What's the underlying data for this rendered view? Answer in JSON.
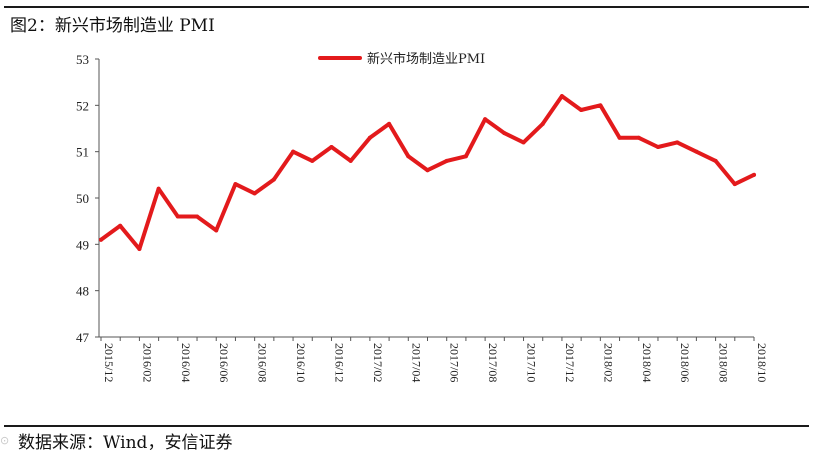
{
  "title": "图2：新兴市场制造业 PMI",
  "source": "数据来源：Wind，安信证券",
  "watermark_icon": "watermark-logo",
  "colors": {
    "line": "#e31a1c",
    "axis": "#555555"
  },
  "chart_data": {
    "type": "line",
    "title": "图2：新兴市场制造业 PMI",
    "xlabel": "",
    "ylabel": "",
    "ylim": [
      47,
      53
    ],
    "yticks": [
      47,
      48,
      49,
      50,
      51,
      52,
      53
    ],
    "grid": false,
    "legend": "top-center",
    "x": [
      "2015/12",
      "2016/01",
      "2016/02",
      "2016/03",
      "2016/04",
      "2016/05",
      "2016/06",
      "2016/07",
      "2016/08",
      "2016/09",
      "2016/10",
      "2016/11",
      "2016/12",
      "2017/01",
      "2017/02",
      "2017/03",
      "2017/04",
      "2017/05",
      "2017/06",
      "2017/07",
      "2017/08",
      "2017/09",
      "2017/10",
      "2017/11",
      "2017/12",
      "2018/01",
      "2018/02",
      "2018/03",
      "2018/04",
      "2018/05",
      "2018/06",
      "2018/07",
      "2018/08",
      "2018/09",
      "2018/10"
    ],
    "xtick_labels": [
      "2015/12",
      "2016/02",
      "2016/04",
      "2016/06",
      "2016/08",
      "2016/10",
      "2016/12",
      "2017/02",
      "2017/04",
      "2017/06",
      "2017/08",
      "2017/10",
      "2017/12",
      "2018/02",
      "2018/04",
      "2018/06",
      "2018/08",
      "2018/10"
    ],
    "series": [
      {
        "name": "新兴市场制造业PMI",
        "values": [
          49.1,
          49.4,
          48.9,
          50.2,
          49.6,
          49.6,
          49.3,
          50.3,
          50.1,
          50.4,
          51.0,
          50.8,
          51.1,
          50.8,
          51.3,
          51.6,
          50.9,
          50.6,
          50.8,
          50.9,
          51.7,
          51.4,
          51.2,
          51.6,
          52.2,
          51.9,
          52.0,
          51.3,
          51.3,
          51.1,
          51.2,
          51.0,
          50.8,
          50.3,
          50.5
        ]
      }
    ]
  }
}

Job: Your task is to copy the entries in full and exactly, without any images.

Answer:
What's the underlying data for this rendered view? Answer in JSON.
{
  "title": "图2：新兴市场制造业 PMI",
  "source": "数据来源：Wind，安信证券",
  "watermark_icon": "watermark-logo",
  "colors": {
    "line": "#e31a1c",
    "axis": "#555555"
  },
  "chart_data": {
    "type": "line",
    "title": "图2：新兴市场制造业 PMI",
    "xlabel": "",
    "ylabel": "",
    "ylim": [
      47,
      53
    ],
    "yticks": [
      47,
      48,
      49,
      50,
      51,
      52,
      53
    ],
    "grid": false,
    "legend": "top-center",
    "x": [
      "2015/12",
      "2016/01",
      "2016/02",
      "2016/03",
      "2016/04",
      "2016/05",
      "2016/06",
      "2016/07",
      "2016/08",
      "2016/09",
      "2016/10",
      "2016/11",
      "2016/12",
      "2017/01",
      "2017/02",
      "2017/03",
      "2017/04",
      "2017/05",
      "2017/06",
      "2017/07",
      "2017/08",
      "2017/09",
      "2017/10",
      "2017/11",
      "2017/12",
      "2018/01",
      "2018/02",
      "2018/03",
      "2018/04",
      "2018/05",
      "2018/06",
      "2018/07",
      "2018/08",
      "2018/09",
      "2018/10"
    ],
    "xtick_labels": [
      "2015/12",
      "2016/02",
      "2016/04",
      "2016/06",
      "2016/08",
      "2016/10",
      "2016/12",
      "2017/02",
      "2017/04",
      "2017/06",
      "2017/08",
      "2017/10",
      "2017/12",
      "2018/02",
      "2018/04",
      "2018/06",
      "2018/08",
      "2018/10"
    ],
    "series": [
      {
        "name": "新兴市场制造业PMI",
        "values": [
          49.1,
          49.4,
          48.9,
          50.2,
          49.6,
          49.6,
          49.3,
          50.3,
          50.1,
          50.4,
          51.0,
          50.8,
          51.1,
          50.8,
          51.3,
          51.6,
          50.9,
          50.6,
          50.8,
          50.9,
          51.7,
          51.4,
          51.2,
          51.6,
          52.2,
          51.9,
          52.0,
          51.3,
          51.3,
          51.1,
          51.2,
          51.0,
          50.8,
          50.3,
          50.5
        ]
      }
    ]
  }
}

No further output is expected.